BEGIN The records

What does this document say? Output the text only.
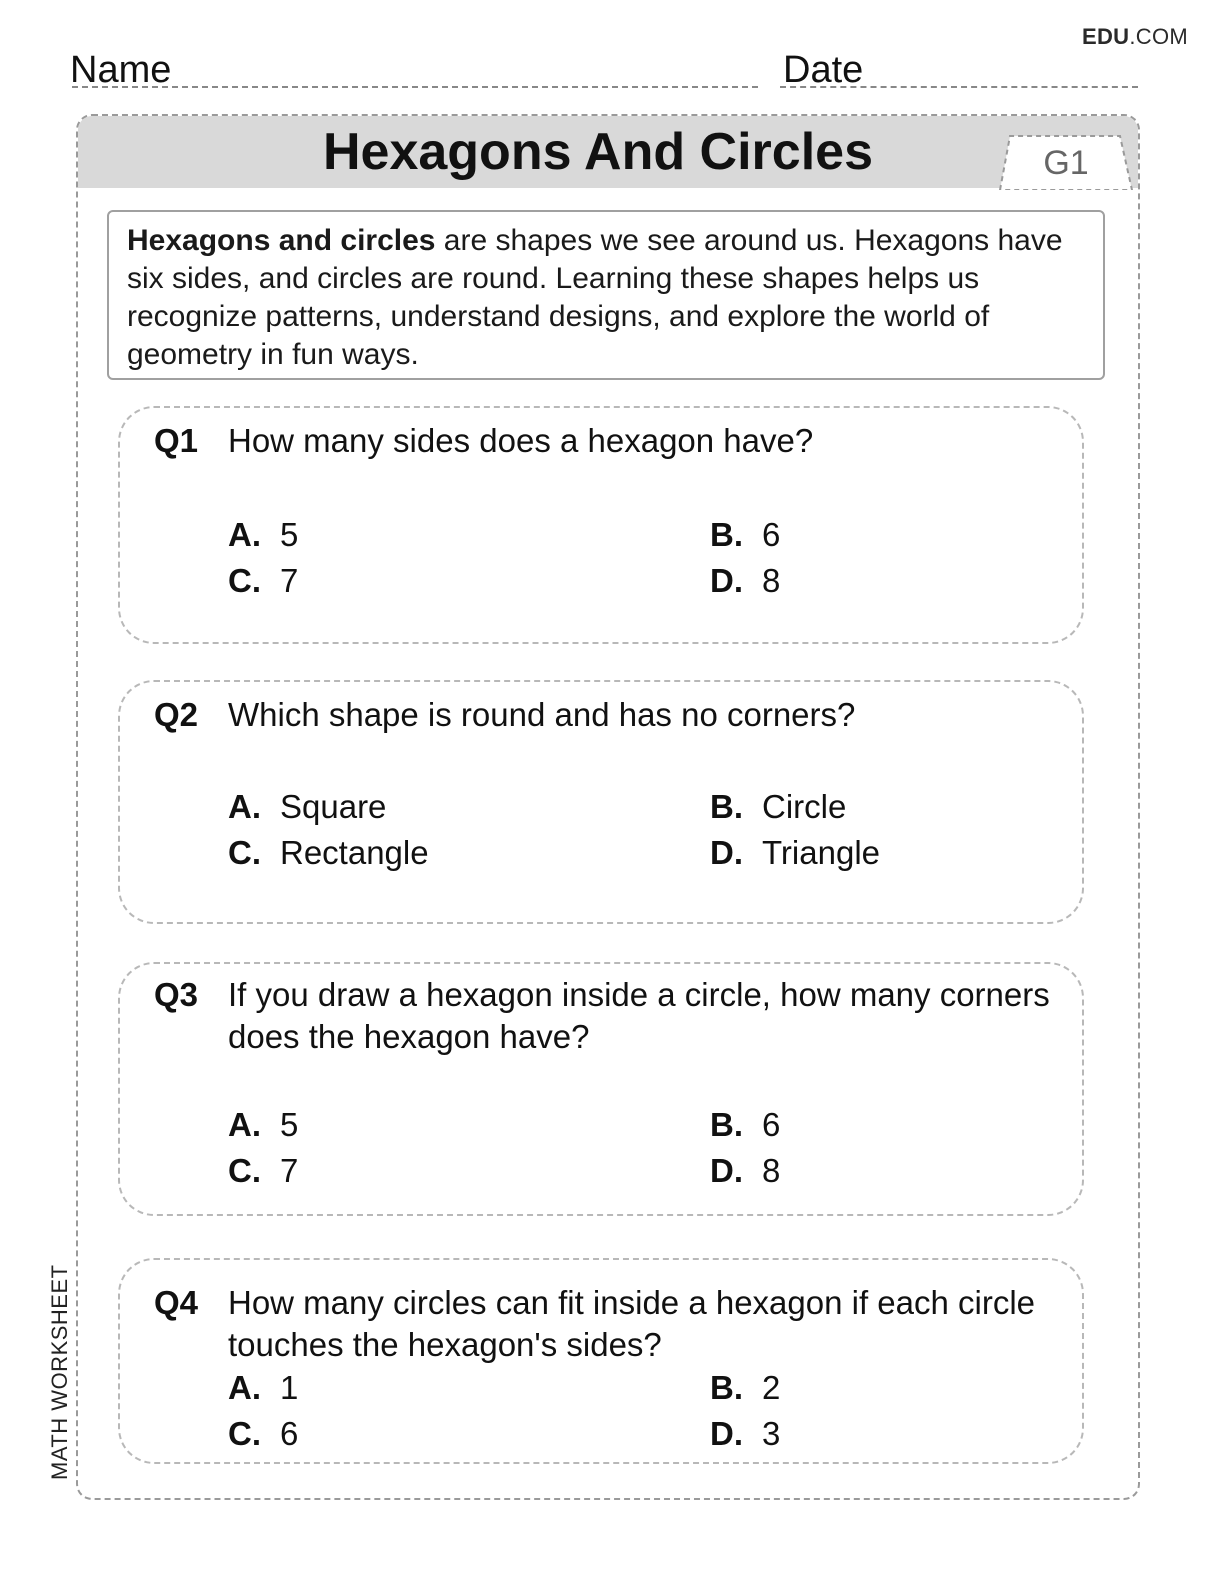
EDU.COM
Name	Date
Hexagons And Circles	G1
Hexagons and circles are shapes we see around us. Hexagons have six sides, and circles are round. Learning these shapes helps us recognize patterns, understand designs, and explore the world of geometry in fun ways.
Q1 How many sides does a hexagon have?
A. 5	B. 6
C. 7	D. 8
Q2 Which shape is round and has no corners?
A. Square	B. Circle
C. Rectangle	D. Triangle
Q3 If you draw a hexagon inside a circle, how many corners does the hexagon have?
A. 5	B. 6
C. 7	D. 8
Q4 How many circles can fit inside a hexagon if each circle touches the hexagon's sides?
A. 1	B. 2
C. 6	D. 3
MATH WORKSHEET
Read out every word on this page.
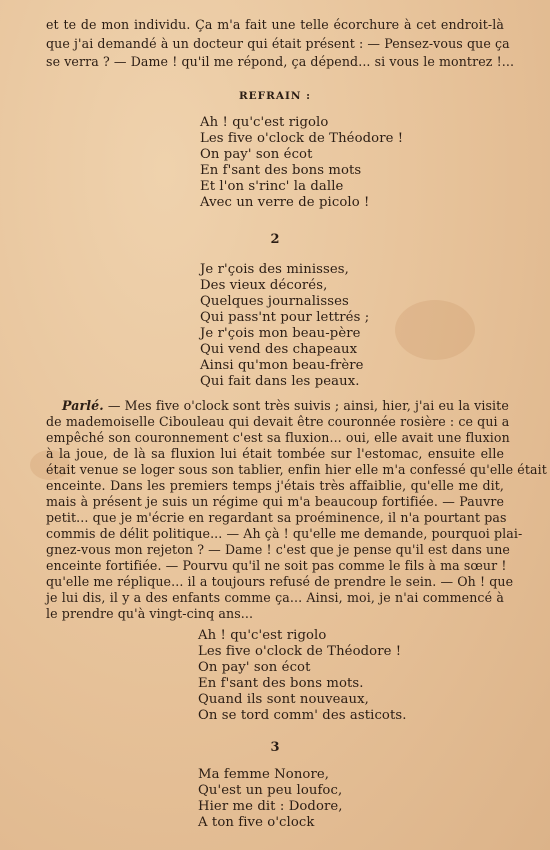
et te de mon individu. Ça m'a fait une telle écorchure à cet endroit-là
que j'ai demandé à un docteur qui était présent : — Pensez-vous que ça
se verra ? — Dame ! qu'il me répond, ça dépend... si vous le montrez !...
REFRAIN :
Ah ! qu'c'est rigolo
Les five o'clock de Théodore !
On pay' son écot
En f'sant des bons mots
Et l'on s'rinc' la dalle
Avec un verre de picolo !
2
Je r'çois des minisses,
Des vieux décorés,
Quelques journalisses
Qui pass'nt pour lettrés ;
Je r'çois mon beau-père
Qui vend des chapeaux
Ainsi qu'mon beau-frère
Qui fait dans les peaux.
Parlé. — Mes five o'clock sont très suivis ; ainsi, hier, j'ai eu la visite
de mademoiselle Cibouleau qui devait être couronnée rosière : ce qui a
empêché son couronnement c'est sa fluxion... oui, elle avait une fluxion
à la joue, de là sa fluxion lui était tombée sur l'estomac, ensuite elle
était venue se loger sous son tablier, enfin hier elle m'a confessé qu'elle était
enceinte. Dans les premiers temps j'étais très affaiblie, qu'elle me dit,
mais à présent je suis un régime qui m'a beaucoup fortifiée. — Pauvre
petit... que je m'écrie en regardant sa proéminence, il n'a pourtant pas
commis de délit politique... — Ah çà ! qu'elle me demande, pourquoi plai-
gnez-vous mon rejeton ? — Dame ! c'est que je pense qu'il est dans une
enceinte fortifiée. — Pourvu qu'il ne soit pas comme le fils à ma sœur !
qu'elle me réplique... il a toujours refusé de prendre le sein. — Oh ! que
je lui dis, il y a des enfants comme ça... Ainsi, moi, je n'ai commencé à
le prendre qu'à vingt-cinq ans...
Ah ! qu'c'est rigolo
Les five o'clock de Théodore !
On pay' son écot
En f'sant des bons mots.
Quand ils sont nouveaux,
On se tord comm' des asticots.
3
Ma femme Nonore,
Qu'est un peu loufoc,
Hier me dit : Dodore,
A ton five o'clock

END The records

Where a line above holds the string "have", show that line.

- _Result of this task_
Hexagons and circles are shapes we see around us. Hexagons have six sides, and circles are round. Learning these shapes helps us recognize patterns, understand designs, and explore the world of geometry in fun ways.
Q1 How many sides does a hexagon have?
Q3 If you draw a hexagon inside a circle, how many corners does the hexagon have?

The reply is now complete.